= EXTRAIT CHOISI =
_ _ _

Le confinement et le déconfinement posent de vraies questions concernant la sécurité et la santé des personnes en situation de handicap. Par exemple, en ce qui me concerne, j'ai un fauteuil électrique qui commence à se faire vieux - et qui devient trop petit. Quand je sors, parfois, ma main tombe de la manette, sur le côté, et je n'ai pas assez de force pour la remettre bien. Alors je demande généralement à des gens de m'aider.

Mais avec la distanciation sociale et le fait de ne pas se toucher, qu'est-ce qu'on fait au juste ? Est-ce qu'on doit me laisser là, sur le trottoir, ne pas m'aider, de peur d'être contaminé ou de contaminer ? L'air de rien, la distanciation sociale amène une pléthore de soucis auxquels les personnes valides ne pensent pas forcément.

"La distanciation, c'est le coup de grâce"

Il faut dire que le handicap éloigne les gens entre eux d'habitude. Alors avec cette question de "distanciation", c'est le coup de grâce ! Aussi, je pense que le confinement exacerbe un isolement que vivaient déjà les personnes en situation de handicap auparavant, tout comme il exacerbe certaines discriminations et inégalités (le racisme, le sexisme). Il y a forcément des retombées sociales à cette crise sanitaire. Les violences contre les personnes handicapées sont très présentes dans les endroits publics et le confinement n'a pas dû améliorer ça...

En ce sens, le validisme non plus ne va pas s'arranger avec la période difficile que l'on traverse encore, exactement comme pour les autres formes d'oppression - contre les femmes, les minorités. Je ne calcule même plus les messages du gouvernement ou des politicien·ne·s à ce propos, ça me dépite un peu.

Quand on parle de validisme, on pense notamment à cette "compassion forcée" des personnes valides à l'égard des handicapé·e·s. Or on ne devrait pas être "attendri·e" encore moins éprouver de la pitié, face aux personnes en situation de handicap, on devrait juste être "humain". Cela devrait être normal de s'inquiéter pour autrui. Et pas juste parce que l'autre est handicapé. Et pas juste parce que l'on est en situation de pandémie...

"Les enfants handicapés vont se sentir encore plus exclus"

_ _ _

= ENREGISTREMENTS =
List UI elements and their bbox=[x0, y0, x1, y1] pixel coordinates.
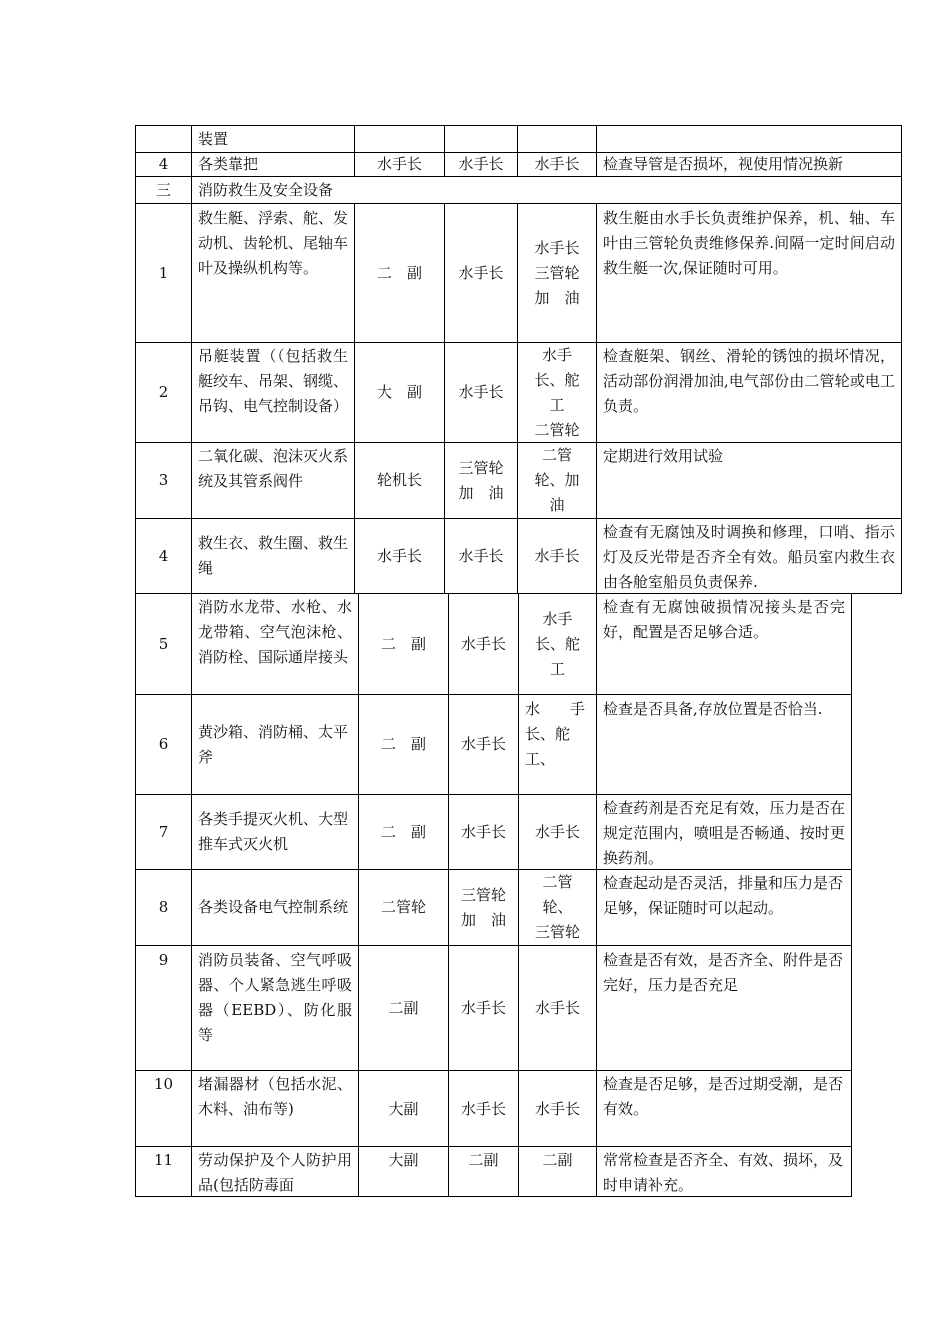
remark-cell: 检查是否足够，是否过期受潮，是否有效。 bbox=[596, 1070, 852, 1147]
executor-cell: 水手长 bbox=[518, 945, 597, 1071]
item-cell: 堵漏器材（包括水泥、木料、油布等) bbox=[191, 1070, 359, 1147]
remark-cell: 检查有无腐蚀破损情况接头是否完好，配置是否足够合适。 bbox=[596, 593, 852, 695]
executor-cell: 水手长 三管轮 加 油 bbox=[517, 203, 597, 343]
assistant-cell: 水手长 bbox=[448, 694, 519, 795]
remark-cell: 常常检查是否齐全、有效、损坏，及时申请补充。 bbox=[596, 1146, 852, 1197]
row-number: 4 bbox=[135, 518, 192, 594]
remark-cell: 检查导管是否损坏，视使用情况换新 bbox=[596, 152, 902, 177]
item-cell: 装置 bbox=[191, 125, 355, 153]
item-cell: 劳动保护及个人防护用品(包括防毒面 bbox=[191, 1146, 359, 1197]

_ _ _

= SÉRIE DE CONSIGNES =
1) Citez le passage de l'extrait choisi qui commence par « En ce sens, le » et se poursuit jusqu'à « dépite un peu. ».
2) Dans les enregistrements, reproduisez uniquement les lignes allant de la ligne qui contient « remark-cell: 检查是否足够，是否过期受潮，是否有效。 bbox=[596, 1070, 852, 1147] » jusqu'à la ligne qui contient « assistant-cell: 水手长 bbox=[448, 694, 519, 795] », ces deux lignes comprises, en substituant « responsible-cell » à « executor-cell » sans rien modifier d'autre.

= RÉPONSES AUX CONSIGNES =
1)
En ce sens, le validisme non plus ne va pas s'arranger avec la période difficile que l'on traverse encore, exactement comme pour les autres formes d'oppression - contre les femmes, les minorités. Je ne calcule même plus les messages du gouvernement ou des politicien·ne·s à ce propos, ça me dépite un peu.

2)
remark-cell: 检查是否足够，是否过期受潮，是否有效。 bbox=[596, 1070, 852, 1147]
responsible-cell: 水手长 bbox=[518, 945, 597, 1071]
item-cell: 堵漏器材（包括水泥、木料、油布等) bbox=[191, 1070, 359, 1147]
remark-cell: 检查有无腐蚀破损情况接头是否完好，配置是否足够合适。 bbox=[596, 593, 852, 695]
responsible-cell: 水手长 三管轮 加 油 bbox=[517, 203, 597, 343]
assistant-cell: 水手长 bbox=[448, 694, 519, 795]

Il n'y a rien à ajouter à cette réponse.